**DO THIS:**
Find the string "JSON" in the records. Copy every line it appears in.

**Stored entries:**
* Start *

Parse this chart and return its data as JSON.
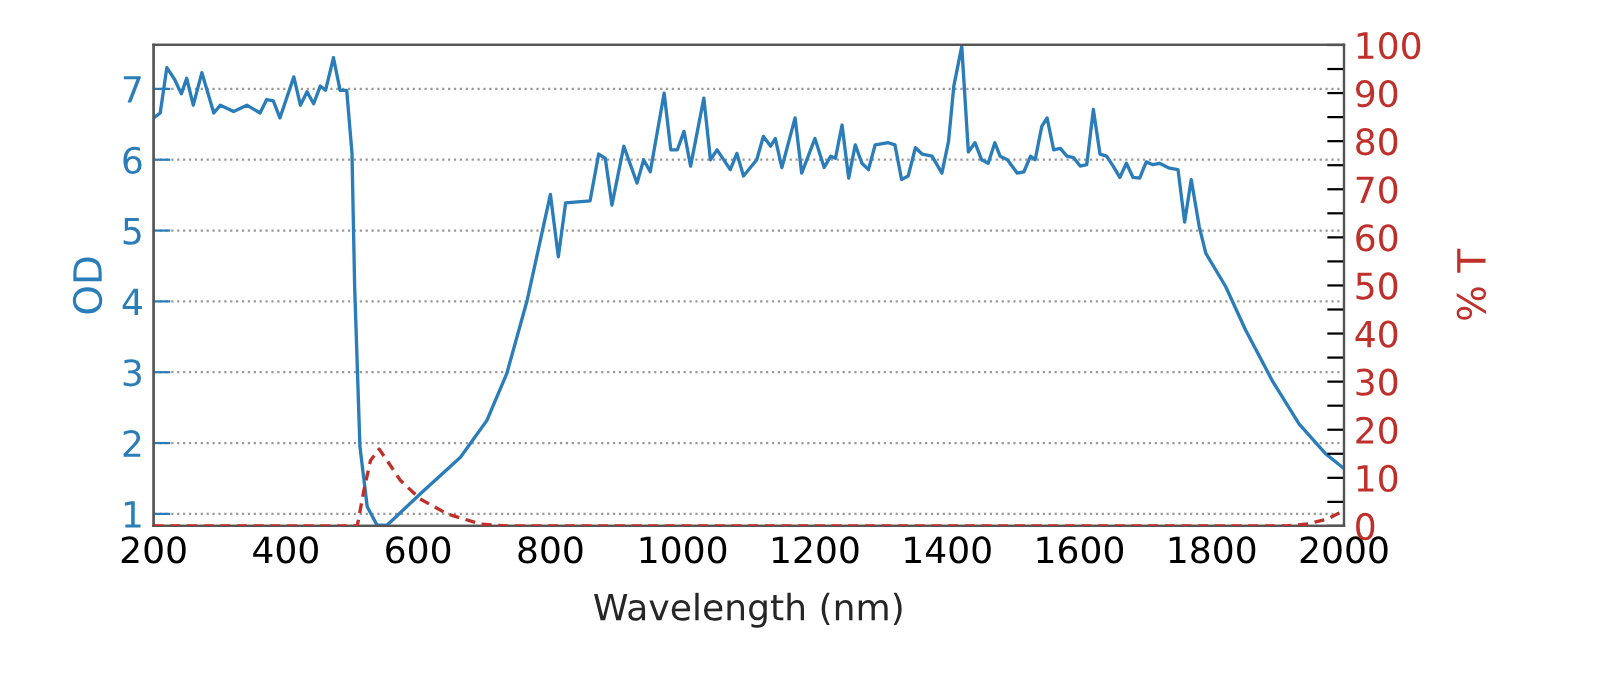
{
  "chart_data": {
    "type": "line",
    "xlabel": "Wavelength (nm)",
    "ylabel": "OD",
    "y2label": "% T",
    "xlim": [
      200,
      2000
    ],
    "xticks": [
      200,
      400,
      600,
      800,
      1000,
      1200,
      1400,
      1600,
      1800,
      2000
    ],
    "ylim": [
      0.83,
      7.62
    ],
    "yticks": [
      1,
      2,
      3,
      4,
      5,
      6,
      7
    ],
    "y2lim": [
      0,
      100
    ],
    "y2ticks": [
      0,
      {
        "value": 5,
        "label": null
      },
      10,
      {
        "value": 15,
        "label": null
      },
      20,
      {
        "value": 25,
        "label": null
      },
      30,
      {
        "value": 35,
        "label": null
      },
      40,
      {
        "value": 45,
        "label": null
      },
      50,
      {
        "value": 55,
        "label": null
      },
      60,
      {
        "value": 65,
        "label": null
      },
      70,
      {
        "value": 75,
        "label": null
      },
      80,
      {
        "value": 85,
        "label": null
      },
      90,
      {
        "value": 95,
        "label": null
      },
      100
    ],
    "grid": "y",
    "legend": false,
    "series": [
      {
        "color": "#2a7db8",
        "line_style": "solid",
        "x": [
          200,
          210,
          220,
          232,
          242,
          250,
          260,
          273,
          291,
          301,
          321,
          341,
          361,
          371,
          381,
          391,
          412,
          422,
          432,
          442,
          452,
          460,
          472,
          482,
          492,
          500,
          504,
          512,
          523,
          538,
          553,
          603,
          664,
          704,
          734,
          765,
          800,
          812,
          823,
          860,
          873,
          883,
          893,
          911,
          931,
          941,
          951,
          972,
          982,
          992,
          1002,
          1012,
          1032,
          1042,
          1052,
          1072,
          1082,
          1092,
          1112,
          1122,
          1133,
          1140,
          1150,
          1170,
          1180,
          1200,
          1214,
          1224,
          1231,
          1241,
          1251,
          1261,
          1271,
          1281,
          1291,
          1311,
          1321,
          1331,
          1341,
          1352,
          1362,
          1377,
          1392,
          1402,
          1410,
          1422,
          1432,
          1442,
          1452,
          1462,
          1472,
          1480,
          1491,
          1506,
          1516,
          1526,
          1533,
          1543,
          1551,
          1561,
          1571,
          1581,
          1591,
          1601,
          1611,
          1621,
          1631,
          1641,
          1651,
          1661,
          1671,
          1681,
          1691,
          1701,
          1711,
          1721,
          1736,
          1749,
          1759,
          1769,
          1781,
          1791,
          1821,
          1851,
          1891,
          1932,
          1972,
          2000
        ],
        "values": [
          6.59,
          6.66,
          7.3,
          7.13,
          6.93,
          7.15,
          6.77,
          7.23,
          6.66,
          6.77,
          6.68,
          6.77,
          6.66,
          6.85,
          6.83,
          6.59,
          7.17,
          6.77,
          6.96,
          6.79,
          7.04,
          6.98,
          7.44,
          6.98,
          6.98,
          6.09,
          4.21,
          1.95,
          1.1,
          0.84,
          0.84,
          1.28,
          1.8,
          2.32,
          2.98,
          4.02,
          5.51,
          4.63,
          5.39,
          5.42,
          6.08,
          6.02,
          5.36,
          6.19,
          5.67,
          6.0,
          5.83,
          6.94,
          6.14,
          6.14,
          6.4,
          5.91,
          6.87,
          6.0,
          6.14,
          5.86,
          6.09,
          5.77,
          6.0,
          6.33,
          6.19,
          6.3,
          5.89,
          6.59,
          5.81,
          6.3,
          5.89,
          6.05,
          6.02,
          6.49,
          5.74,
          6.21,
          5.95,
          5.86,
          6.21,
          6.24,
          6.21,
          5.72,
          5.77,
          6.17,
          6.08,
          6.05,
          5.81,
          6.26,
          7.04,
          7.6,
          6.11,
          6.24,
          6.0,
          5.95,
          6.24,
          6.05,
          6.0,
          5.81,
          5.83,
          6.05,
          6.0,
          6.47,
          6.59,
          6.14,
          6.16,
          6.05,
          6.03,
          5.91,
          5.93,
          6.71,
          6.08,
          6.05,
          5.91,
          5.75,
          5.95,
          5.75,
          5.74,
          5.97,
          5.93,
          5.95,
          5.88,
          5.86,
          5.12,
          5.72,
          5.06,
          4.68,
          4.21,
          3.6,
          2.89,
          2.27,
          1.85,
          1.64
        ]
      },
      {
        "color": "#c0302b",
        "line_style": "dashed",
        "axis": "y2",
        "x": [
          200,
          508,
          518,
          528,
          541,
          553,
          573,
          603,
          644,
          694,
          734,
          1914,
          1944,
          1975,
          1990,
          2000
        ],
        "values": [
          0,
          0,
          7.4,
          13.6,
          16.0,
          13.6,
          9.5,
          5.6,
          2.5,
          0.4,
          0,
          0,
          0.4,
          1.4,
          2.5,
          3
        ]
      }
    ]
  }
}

* End *
* Start *

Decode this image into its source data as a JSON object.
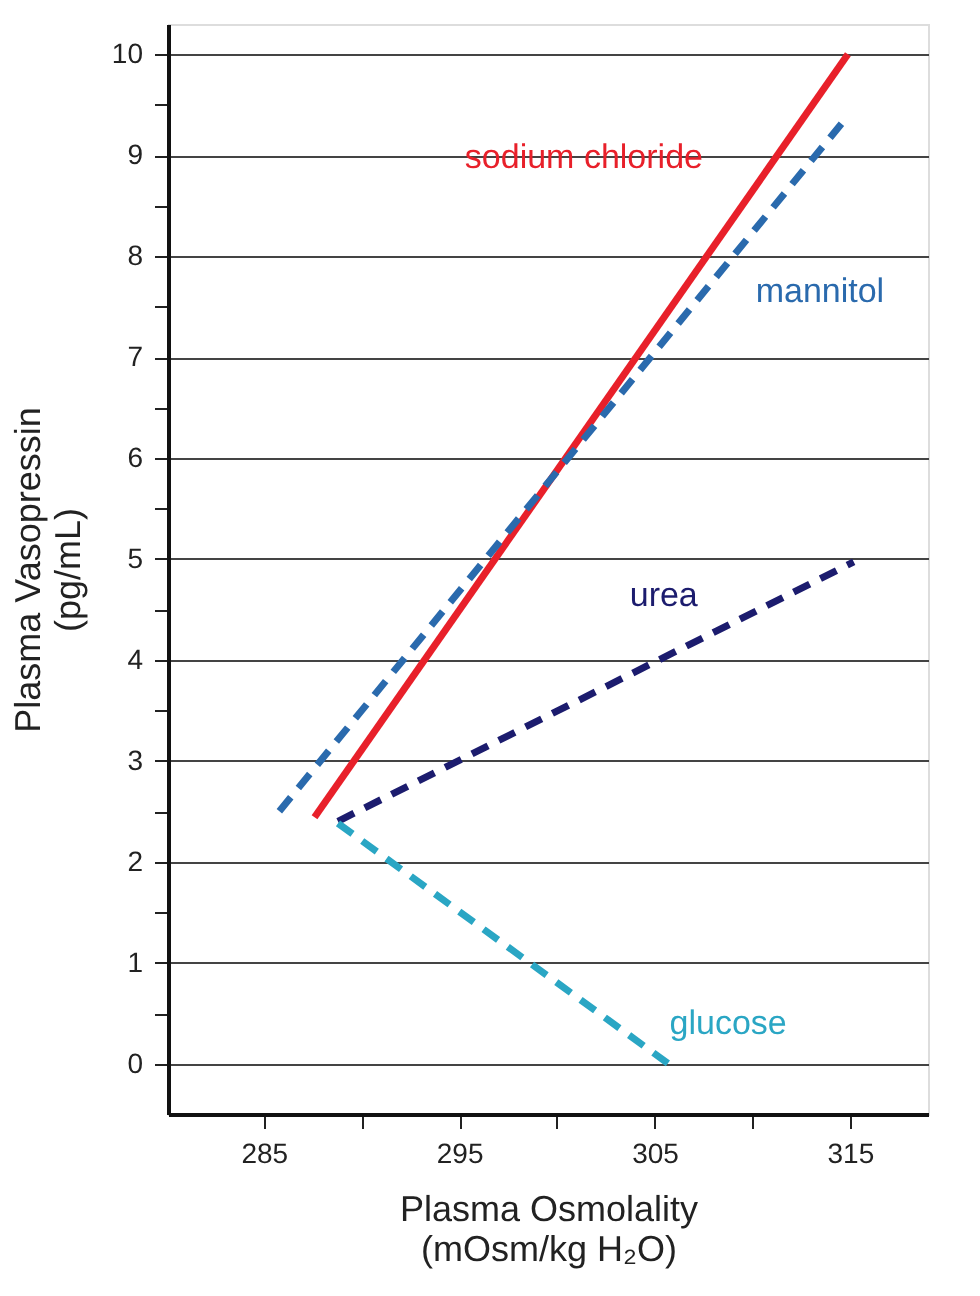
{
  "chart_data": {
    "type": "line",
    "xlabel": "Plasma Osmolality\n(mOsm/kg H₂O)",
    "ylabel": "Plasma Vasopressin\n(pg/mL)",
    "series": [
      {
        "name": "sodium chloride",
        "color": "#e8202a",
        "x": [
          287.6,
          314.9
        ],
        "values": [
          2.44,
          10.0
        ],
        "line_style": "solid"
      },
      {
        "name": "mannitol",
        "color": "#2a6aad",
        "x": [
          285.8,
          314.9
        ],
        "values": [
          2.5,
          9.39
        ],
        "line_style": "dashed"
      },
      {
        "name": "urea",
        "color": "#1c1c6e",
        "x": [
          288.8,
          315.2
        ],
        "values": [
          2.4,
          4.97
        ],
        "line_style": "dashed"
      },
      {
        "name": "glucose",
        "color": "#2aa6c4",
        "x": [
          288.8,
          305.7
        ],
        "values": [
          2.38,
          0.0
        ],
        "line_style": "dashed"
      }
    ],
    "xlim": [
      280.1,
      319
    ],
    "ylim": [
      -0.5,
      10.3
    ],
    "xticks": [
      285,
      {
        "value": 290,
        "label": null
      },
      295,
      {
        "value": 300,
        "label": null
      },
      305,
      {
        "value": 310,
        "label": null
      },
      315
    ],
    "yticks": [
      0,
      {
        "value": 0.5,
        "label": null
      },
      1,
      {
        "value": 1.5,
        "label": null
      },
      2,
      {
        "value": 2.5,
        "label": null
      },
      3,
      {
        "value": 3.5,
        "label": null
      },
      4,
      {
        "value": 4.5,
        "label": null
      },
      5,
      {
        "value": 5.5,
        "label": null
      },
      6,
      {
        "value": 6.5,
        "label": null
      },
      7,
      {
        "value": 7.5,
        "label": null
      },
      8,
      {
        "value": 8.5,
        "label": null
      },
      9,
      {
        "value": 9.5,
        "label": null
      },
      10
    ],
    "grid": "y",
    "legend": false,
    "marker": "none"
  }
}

* End *

**EXERCISE SOLUTION:**
Parse this chart and return its data as JSON.
Decode this image into its source data as a JSON object.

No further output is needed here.